--- start of Input rows ---

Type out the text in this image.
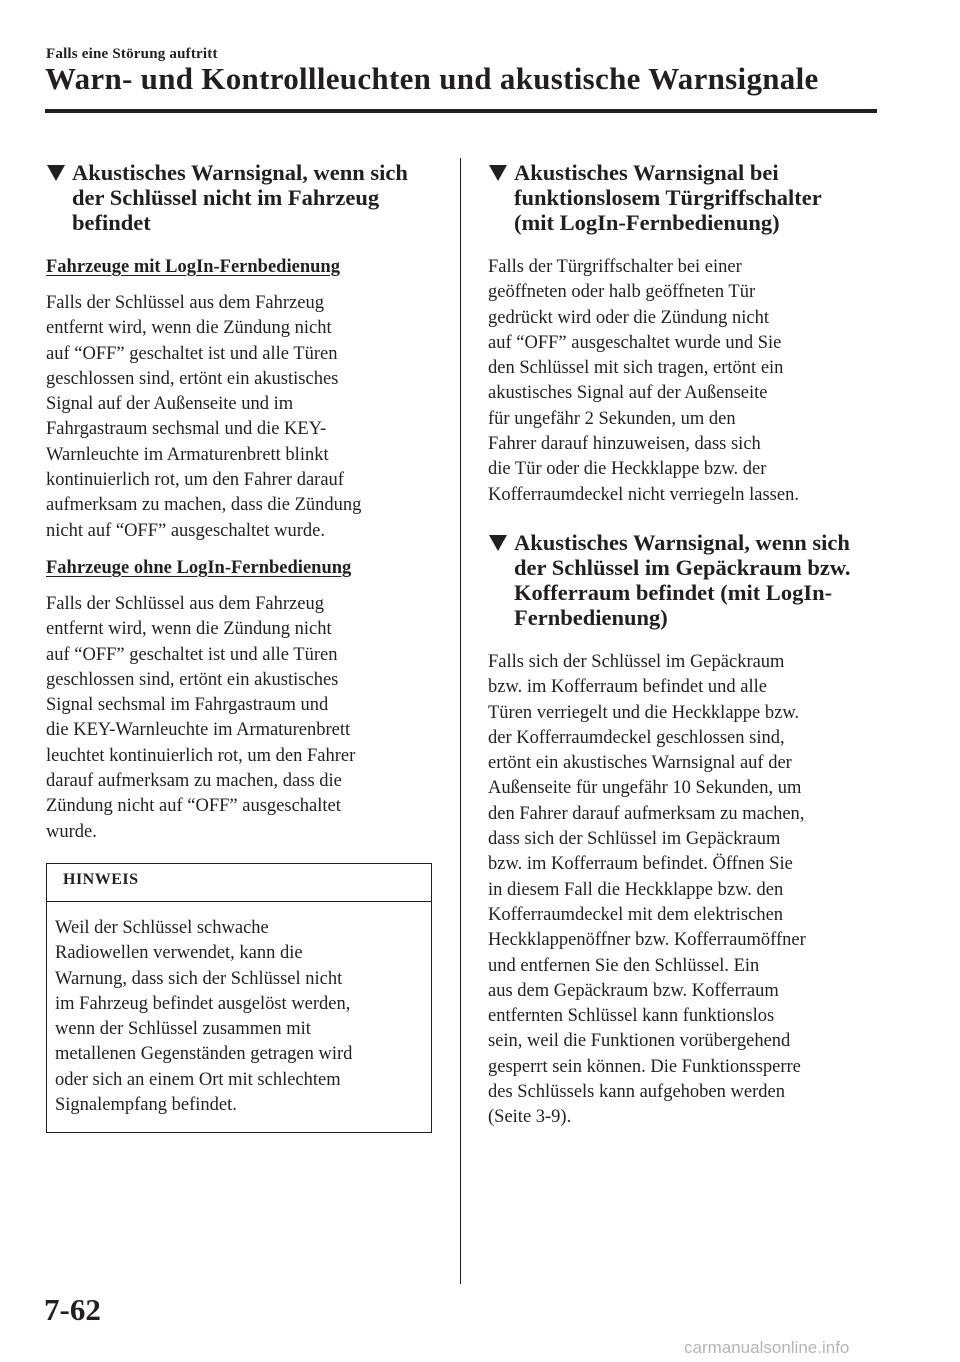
Falls eine Störung auftritt
Warn- und Kontrollleuchten und akustische Warnsignale
Akustisches Warnsignal, wenn sich
der Schlüssel nicht im Fahrzeug
befindet
Fahrzeuge mit LogIn-Fernbedienung
Falls der Schlüssel aus dem Fahrzeug
entfernt wird, wenn die Zündung nicht
auf “OFF” geschaltet ist und alle Türen
geschlossen sind, ertönt ein akustisches
Signal auf der Außenseite und im
Fahrgastraum sechsmal und die KEY-
Warnleuchte im Armaturenbrett blinkt
kontinuierlich rot, um den Fahrer darauf
aufmerksam zu machen, dass die Zündung
nicht auf “OFF” ausgeschaltet wurde.
Fahrzeuge ohne LogIn-Fernbedienung
Falls der Schlüssel aus dem Fahrzeug
entfernt wird, wenn die Zündung nicht
auf “OFF” geschaltet ist und alle Türen
geschlossen sind, ertönt ein akustisches
Signal sechsmal im Fahrgastraum und
die KEY-Warnleuchte im Armaturenbrett
leuchtet kontinuierlich rot, um den Fahrer
darauf aufmerksam zu machen, dass die
Zündung nicht auf “OFF” ausgeschaltet
wurde.
HINWEIS
Weil der Schlüssel schwache
Radiowellen verwendet, kann die
Warnung, dass sich der Schlüssel nicht
im Fahrzeug befindet ausgelöst werden,
wenn der Schlüssel zusammen mit
metallenen Gegenständen getragen wird
oder sich an einem Ort mit schlechtem
Signalempfang befindet.
Akustisches Warnsignal bei
funktionslosem Türgriffschalter
(mit LogIn-Fernbedienung)
Falls der Türgriffschalter bei einer
geöffneten oder halb geöffneten Tür
gedrückt wird oder die Zündung nicht
auf “OFF” ausgeschaltet wurde und Sie
den Schlüssel mit sich tragen, ertönt ein
akustisches Signal auf der Außenseite
für ungefähr 2 Sekunden, um den
Fahrer darauf hinzuweisen, dass sich
die Tür oder die Heckklappe bzw. der
Kofferraumdeckel nicht verriegeln lassen.
Akustisches Warnsignal, wenn sich
der Schlüssel im Gepäckraum bzw.
Kofferraum befindet (mit LogIn-
Fernbedienung)
Falls sich der Schlüssel im Gepäckraum
bzw. im Kofferraum befindet und alle
Türen verriegelt und die Heckklappe bzw.
der Kofferraumdeckel geschlossen sind,
ertönt ein akustisches Warnsignal auf der
Außenseite für ungefähr 10 Sekunden, um
den Fahrer darauf aufmerksam zu machen,
dass sich der Schlüssel im Gepäckraum
bzw. im Kofferraum befindet. Öffnen Sie
in diesem Fall die Heckklappe bzw. den
Kofferraumdeckel mit dem elektrischen
Heckklappenöffner bzw. Kofferraumöffner
und entfernen Sie den Schlüssel. Ein
aus dem Gepäckraum bzw. Kofferraum
entfernten Schlüssel kann funktionslos
sein, weil die Funktionen vorübergehend
gesperrt sein können. Die Funktionssperre
des Schlüssels kann aufgehoben werden
(Seite 3-9).
7-62
carmanualsonline.info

--- end of Input rows ---

- Task to complete
Return each line that includes "Zündung".

- Response to the exercise
entfernt wird, wenn die Zündung nicht
aufmerksam zu machen, dass die Zündung
entfernt wird, wenn die Zündung nicht
Zündung nicht auf “OFF” ausgeschaltet
gedrückt wird oder die Zündung nicht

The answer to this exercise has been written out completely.